### INSTRUCTIONS FOR THE TASK
Among the lines below, how many carry the string "right"? Reply with a number and nothing else.

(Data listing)
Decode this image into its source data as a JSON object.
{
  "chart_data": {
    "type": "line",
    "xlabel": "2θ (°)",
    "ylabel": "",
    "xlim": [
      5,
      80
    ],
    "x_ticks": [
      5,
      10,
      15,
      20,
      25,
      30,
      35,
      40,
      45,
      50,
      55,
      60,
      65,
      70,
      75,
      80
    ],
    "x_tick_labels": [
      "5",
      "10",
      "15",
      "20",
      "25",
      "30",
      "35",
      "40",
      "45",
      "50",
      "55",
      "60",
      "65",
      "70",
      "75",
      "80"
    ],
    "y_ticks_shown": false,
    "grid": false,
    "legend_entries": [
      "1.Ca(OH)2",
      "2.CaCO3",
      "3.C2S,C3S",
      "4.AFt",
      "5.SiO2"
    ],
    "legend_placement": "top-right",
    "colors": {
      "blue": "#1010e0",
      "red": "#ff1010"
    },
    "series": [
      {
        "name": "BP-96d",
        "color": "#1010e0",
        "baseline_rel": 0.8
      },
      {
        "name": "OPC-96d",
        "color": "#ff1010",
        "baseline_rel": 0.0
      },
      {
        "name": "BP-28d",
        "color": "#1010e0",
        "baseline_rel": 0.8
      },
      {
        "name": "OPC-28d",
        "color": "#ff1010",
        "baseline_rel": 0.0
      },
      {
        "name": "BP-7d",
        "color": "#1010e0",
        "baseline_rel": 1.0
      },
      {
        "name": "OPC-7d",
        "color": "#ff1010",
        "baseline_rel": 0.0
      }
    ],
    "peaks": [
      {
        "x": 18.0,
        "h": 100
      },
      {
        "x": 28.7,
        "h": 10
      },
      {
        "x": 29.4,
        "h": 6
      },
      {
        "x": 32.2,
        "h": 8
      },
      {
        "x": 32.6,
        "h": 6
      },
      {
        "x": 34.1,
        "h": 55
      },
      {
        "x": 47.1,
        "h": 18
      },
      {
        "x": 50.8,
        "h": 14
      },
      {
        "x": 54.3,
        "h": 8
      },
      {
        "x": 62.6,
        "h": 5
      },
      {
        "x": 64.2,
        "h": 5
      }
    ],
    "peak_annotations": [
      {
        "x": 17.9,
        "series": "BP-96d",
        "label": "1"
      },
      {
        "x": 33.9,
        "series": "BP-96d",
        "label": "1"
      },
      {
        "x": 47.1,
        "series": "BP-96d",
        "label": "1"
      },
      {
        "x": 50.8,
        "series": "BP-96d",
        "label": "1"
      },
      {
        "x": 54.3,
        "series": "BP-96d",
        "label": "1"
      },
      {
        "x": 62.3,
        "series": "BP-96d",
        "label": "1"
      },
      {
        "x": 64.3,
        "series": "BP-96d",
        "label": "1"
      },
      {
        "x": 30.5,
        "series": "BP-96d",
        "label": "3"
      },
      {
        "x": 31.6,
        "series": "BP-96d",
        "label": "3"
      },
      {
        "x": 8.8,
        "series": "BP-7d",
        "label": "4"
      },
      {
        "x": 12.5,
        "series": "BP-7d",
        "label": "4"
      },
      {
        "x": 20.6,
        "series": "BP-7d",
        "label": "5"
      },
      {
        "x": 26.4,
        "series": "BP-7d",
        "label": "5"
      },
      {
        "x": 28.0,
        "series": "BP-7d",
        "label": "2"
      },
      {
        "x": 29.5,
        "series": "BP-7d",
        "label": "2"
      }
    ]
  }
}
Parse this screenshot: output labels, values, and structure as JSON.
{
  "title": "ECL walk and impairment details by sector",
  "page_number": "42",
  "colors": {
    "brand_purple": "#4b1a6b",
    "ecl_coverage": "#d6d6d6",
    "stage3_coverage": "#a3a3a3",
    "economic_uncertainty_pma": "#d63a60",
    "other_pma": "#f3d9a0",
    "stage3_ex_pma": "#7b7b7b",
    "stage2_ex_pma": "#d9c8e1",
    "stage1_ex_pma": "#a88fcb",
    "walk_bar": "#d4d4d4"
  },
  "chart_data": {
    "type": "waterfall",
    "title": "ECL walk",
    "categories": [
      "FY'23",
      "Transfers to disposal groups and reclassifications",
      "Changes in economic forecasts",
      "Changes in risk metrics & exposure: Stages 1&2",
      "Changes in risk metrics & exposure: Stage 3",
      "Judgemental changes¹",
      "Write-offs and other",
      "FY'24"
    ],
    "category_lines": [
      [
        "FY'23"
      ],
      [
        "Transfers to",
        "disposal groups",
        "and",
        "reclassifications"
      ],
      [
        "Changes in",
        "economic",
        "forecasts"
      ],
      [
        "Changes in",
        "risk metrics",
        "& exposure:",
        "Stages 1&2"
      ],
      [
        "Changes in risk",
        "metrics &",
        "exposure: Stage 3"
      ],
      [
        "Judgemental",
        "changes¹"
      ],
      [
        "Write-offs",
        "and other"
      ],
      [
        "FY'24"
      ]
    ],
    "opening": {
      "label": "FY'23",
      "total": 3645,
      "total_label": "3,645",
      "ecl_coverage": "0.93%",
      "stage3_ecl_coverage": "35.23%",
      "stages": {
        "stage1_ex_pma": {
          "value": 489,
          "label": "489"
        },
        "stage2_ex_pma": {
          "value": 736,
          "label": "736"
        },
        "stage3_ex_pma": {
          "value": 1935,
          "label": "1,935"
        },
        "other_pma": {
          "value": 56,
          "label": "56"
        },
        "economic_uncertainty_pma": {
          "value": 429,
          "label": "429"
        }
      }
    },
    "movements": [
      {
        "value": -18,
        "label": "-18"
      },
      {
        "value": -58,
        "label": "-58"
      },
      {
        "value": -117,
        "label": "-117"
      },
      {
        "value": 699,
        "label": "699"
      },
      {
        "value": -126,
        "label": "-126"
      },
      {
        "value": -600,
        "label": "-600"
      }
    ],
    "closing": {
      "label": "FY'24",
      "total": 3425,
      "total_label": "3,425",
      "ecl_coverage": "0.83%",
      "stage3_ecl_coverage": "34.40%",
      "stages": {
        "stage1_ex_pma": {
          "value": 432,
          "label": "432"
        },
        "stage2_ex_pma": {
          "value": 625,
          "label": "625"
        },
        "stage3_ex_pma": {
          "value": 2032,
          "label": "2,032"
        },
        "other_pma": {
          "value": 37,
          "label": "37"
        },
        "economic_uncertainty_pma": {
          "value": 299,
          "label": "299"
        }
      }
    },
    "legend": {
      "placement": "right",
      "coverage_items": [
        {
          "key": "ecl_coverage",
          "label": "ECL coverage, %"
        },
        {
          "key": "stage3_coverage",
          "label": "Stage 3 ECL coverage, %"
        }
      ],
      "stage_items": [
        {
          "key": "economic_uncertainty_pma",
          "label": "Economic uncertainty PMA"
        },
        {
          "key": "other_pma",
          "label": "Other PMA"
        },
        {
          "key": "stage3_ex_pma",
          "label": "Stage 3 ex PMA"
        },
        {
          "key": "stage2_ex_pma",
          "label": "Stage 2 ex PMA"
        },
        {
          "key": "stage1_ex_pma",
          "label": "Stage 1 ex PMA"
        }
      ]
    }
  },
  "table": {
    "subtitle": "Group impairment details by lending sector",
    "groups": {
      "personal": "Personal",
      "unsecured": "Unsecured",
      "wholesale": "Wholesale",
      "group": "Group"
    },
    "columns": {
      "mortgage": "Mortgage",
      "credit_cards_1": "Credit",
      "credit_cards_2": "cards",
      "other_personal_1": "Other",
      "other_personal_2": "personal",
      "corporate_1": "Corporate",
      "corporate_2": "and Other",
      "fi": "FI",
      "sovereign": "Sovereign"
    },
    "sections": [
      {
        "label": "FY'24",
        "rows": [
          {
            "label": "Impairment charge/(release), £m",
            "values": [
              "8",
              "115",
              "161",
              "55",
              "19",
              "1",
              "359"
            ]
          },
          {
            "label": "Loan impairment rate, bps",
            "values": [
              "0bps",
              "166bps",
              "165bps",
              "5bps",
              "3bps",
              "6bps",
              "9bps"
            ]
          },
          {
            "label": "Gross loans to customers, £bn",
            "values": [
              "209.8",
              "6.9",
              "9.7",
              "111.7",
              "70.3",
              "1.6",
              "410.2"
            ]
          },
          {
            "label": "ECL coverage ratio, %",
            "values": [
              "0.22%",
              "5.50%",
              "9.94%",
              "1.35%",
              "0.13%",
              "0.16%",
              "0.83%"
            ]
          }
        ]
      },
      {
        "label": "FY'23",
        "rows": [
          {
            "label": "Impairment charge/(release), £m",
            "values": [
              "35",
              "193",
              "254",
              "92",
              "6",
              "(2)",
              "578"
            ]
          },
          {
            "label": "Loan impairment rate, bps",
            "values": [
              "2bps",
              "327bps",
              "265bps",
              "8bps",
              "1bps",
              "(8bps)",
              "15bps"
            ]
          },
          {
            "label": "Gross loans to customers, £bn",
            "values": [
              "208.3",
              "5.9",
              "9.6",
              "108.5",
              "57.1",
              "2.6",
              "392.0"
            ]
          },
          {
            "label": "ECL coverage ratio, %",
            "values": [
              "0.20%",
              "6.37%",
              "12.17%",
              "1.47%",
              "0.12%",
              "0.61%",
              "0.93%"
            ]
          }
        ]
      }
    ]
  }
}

### EXERCISE ANSWER
2